GIVEN DATA >>
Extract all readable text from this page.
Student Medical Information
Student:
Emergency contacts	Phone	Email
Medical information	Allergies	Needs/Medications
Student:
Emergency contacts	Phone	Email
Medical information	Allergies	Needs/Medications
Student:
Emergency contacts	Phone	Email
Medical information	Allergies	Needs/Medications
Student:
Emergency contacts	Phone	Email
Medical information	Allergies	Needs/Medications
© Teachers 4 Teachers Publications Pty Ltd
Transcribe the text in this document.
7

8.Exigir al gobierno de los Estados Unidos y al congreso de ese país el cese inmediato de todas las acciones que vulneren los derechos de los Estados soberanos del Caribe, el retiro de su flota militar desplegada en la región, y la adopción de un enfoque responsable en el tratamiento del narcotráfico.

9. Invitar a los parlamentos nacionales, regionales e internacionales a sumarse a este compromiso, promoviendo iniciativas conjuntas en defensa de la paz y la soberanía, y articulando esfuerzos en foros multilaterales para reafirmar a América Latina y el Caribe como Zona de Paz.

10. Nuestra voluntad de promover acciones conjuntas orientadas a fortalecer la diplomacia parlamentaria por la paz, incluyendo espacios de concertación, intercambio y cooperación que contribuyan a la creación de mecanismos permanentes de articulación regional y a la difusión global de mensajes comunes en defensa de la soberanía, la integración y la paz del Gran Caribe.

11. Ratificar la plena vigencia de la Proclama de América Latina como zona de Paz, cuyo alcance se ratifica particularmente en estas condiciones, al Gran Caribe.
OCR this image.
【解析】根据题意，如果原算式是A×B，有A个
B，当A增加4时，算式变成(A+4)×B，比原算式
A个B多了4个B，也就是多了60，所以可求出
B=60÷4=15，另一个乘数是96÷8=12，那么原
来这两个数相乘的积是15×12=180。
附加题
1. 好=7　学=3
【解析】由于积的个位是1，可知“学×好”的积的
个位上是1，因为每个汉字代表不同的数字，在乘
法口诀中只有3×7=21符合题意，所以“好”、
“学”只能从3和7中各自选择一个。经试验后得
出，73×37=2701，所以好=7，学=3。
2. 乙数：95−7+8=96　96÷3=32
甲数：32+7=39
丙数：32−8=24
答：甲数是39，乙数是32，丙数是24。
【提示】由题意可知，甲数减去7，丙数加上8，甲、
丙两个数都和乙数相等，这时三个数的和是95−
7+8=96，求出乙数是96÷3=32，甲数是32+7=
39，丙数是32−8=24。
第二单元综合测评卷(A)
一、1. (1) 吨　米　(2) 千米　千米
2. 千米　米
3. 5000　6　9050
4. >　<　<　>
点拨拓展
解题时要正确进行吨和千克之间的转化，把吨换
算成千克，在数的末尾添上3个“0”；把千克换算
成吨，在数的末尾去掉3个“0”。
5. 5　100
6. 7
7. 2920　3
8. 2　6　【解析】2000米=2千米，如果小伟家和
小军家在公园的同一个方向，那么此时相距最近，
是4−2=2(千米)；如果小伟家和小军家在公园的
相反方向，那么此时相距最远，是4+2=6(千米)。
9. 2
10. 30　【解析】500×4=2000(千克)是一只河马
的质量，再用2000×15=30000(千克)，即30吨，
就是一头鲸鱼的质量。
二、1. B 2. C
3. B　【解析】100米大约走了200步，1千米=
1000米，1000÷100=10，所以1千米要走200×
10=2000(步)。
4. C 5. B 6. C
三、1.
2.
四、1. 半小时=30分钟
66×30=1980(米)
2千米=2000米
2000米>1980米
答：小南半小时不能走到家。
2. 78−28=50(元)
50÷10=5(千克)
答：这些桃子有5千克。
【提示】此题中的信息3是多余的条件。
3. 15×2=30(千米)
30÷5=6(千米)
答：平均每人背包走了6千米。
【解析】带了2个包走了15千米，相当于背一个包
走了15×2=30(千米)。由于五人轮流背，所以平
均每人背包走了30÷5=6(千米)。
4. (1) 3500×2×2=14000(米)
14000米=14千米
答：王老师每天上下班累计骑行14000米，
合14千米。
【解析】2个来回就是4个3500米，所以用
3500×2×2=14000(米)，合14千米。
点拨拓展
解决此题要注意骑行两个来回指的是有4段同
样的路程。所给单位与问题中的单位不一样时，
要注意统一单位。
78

TO BE DONE >> Print exactly the lines above, starting at the line that contains "OCR this image." and ending with the last line of the records, both included.

TASK ANSWER >>
OCR this image.
【解析】根据题意，如果原算式是A×B，有A个
B，当A增加4时，算式变成(A+4)×B，比原算式
A个B多了4个B，也就是多了60，所以可求出
B=60÷4=15，另一个乘数是96÷8=12，那么原
来这两个数相乘的积是15×12=180。
附加题
1. 好=7　学=3
【解析】由于积的个位是1，可知“学×好”的积的
个位上是1，因为每个汉字代表不同的数字，在乘
法口诀中只有3×7=21符合题意，所以“好”、
“学”只能从3和7中各自选择一个。经试验后得
出，73×37=2701，所以好=7，学=3。
2. 乙数：95−7+8=96　96÷3=32
甲数：32+7=39
丙数：32−8=24
答：甲数是39，乙数是32，丙数是24。
【提示】由题意可知，甲数减去7，丙数加上8，甲、
丙两个数都和乙数相等，这时三个数的和是95−
7+8=96，求出乙数是96÷3=32，甲数是32+7=
39，丙数是32−8=24。
第二单元综合测评卷(A)
一、1. (1) 吨　米　(2) 千米　千米
2. 千米　米
3. 5000　6　9050
4. >　<　<　>
点拨拓展
解题时要正确进行吨和千克之间的转化，把吨换
算成千克，在数的末尾添上3个“0”；把千克换算
成吨，在数的末尾去掉3个“0”。
5. 5　100
6. 7
7. 2920　3
8. 2　6　【解析】2000米=2千米，如果小伟家和
小军家在公园的同一个方向，那么此时相距最近，
是4−2=2(千米)；如果小伟家和小军家在公园的
相反方向，那么此时相距最远，是4+2=6(千米)。
9. 2
10. 30　【解析】500×4=2000(千克)是一只河马
的质量，再用2000×15=30000(千克)，即30吨，
就是一头鲸鱼的质量。
二、1. B 2. C
3. B　【解析】100米大约走了200步，1千米=
1000米，1000÷100=10，所以1千米要走200×
10=2000(步)。
4. C 5. B 6. C
三、1.
2.
四、1. 半小时=30分钟
66×30=1980(米)
2千米=2000米
2000米>1980米
答：小南半小时不能走到家。
2. 78−28=50(元)
50÷10=5(千克)
答：这些桃子有5千克。
【提示】此题中的信息3是多余的条件。
3. 15×2=30(千米)
30÷5=6(千米)
答：平均每人背包走了6千米。
【解析】带了2个包走了15千米，相当于背一个包
走了15×2=30(千米)。由于五人轮流背，所以平
均每人背包走了30÷5=6(千米)。
4. (1) 3500×2×2=14000(米)
14000米=14千米
答：王老师每天上下班累计骑行14000米，
合14千米。
【解析】2个来回就是4个3500米，所以用
3500×2×2=14000(米)，合14千米。
点拨拓展
解决此题要注意骑行两个来回指的是有4段同
样的路程。所给单位与问题中的单位不一样时，
要注意统一单位。
78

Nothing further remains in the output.